_STORED RECORDS_:
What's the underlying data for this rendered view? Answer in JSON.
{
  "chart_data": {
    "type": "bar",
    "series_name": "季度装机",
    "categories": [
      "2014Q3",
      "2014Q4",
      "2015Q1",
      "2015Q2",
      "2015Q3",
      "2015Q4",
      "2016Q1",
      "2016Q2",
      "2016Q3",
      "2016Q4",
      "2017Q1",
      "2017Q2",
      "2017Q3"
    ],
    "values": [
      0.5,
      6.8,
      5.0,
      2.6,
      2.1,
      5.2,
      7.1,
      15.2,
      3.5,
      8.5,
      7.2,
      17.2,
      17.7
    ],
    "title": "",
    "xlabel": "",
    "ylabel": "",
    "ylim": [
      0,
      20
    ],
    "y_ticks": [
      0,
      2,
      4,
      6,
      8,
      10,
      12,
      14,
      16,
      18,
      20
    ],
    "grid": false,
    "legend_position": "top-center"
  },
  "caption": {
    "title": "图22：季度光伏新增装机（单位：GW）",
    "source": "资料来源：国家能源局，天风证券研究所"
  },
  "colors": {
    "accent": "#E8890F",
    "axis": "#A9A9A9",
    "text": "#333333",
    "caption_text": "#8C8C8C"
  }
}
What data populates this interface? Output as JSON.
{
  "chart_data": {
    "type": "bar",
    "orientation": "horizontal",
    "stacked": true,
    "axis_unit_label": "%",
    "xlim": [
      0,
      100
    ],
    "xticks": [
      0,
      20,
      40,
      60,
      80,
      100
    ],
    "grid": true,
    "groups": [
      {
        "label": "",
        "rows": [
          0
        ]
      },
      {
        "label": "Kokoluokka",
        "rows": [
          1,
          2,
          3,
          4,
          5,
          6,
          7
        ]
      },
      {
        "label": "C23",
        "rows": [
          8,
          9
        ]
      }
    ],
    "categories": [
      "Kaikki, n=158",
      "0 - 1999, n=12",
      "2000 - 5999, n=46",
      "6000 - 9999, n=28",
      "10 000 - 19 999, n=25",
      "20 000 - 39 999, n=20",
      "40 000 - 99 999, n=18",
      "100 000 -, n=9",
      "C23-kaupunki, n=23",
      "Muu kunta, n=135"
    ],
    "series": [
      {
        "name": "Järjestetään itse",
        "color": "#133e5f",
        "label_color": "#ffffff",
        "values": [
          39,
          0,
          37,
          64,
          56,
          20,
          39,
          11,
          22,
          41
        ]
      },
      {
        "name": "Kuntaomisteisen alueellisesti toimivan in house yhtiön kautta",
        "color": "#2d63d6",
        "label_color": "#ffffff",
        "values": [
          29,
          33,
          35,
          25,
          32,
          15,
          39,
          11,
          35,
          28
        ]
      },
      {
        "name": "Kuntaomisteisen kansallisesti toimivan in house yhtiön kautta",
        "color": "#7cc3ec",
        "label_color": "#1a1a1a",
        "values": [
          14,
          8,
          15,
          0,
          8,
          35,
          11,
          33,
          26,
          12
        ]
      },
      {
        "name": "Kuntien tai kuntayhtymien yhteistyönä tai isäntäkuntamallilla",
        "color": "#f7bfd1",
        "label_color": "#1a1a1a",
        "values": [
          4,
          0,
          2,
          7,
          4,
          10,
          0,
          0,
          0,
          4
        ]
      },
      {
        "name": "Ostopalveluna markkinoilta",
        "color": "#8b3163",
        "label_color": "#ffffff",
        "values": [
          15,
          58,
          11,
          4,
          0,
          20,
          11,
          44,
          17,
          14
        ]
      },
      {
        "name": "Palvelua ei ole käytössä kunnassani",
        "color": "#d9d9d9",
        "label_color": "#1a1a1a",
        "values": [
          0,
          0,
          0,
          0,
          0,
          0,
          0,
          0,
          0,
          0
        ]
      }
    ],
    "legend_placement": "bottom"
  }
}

_GIVEN TASK_: Reproduce the full listing exactly.

_SOLUTION TO THE PROBLEM_:
What's the underlying data for this rendered view? Answer in JSON.
{
  "chart_data": {
    "type": "bar",
    "series_name": "季度装机",
    "categories": [
      "2014Q3",
      "2014Q4",
      "2015Q1",
      "2015Q2",
      "2015Q3",
      "2015Q4",
      "2016Q1",
      "2016Q2",
      "2016Q3",
      "2016Q4",
      "2017Q1",
      "2017Q2",
      "2017Q3"
    ],
    "values": [
      0.5,
      6.8,
      5.0,
      2.6,
      2.1,
      5.2,
      7.1,
      15.2,
      3.5,
      8.5,
      7.2,
      17.2,
      17.7
    ],
    "title": "",
    "xlabel": "",
    "ylabel": "",
    "ylim": [
      0,
      20
    ],
    "y_ticks": [
      0,
      2,
      4,
      6,
      8,
      10,
      12,
      14,
      16,
      18,
      20
    ],
    "grid": false,
    "legend_position": "top-center"
  },
  "caption": {
    "title": "图22：季度光伏新增装机（单位：GW）",
    "source": "资料来源：国家能源局，天风证券研究所"
  },
  "colors": {
    "accent": "#E8890F",
    "axis": "#A9A9A9",
    "text": "#333333",
    "caption_text": "#8C8C8C"
  }
}
What data populates this interface? Output as JSON.
{
  "chart_data": {
    "type": "bar",
    "orientation": "horizontal",
    "stacked": true,
    "axis_unit_label": "%",
    "xlim": [
      0,
      100
    ],
    "xticks": [
      0,
      20,
      40,
      60,
      80,
      100
    ],
    "grid": true,
    "groups": [
      {
        "label": "",
        "rows": [
          0
        ]
      },
      {
        "label": "Kokoluokka",
        "rows": [
          1,
          2,
          3,
          4,
          5,
          6,
          7
        ]
      },
      {
        "label": "C23",
        "rows": [
          8,
          9
        ]
      }
    ],
    "categories": [
      "Kaikki, n=158",
      "0 - 1999, n=12",
      "2000 - 5999, n=46",
      "6000 - 9999, n=28",
      "10 000 - 19 999, n=25",
      "20 000 - 39 999, n=20",
      "40 000 - 99 999, n=18",
      "100 000 -, n=9",
      "C23-kaupunki, n=23",
      "Muu kunta, n=135"
    ],
    "series": [
      {
        "name": "Järjestetään itse",
        "color": "#133e5f",
        "label_color": "#ffffff",
        "values": [
          39,
          0,
          37,
          64,
          56,
          20,
          39,
          11,
          22,
          41
        ]
      },
      {
        "name": "Kuntaomisteisen alueellisesti toimivan in house yhtiön kautta",
        "color": "#2d63d6",
        "label_color": "#ffffff",
        "values": [
          29,
          33,
          35,
          25,
          32,
          15,
          39,
          11,
          35,
          28
        ]
      },
      {
        "name": "Kuntaomisteisen kansallisesti toimivan in house yhtiön kautta",
        "color": "#7cc3ec",
        "label_color": "#1a1a1a",
        "values": [
          14,
          8,
          15,
          0,
          8,
          35,
          11,
          33,
          26,
          12
        ]
      },
      {
        "name": "Kuntien tai kuntayhtymien yhteistyönä tai isäntäkuntamallilla",
        "color": "#f7bfd1",
        "label_color": "#1a1a1a",
        "values": [
          4,
          0,
          2,
          7,
          4,
          10,
          0,
          0,
          0,
          4
        ]
      },
      {
        "name": "Ostopalveluna markkinoilta",
        "color": "#8b3163",
        "label_color": "#ffffff",
        "values": [
          15,
          58,
          11,
          4,
          0,
          20,
          11,
          44,
          17,
          14
        ]
      },
      {
        "name": "Palvelua ei ole käytössä kunnassani",
        "color": "#d9d9d9",
        "label_color": "#1a1a1a",
        "values": [
          0,
          0,
          0,
          0,
          0,
          0,
          0,
          0,
          0,
          0
        ]
      }
    ],
    "legend_placement": "bottom"
  }
}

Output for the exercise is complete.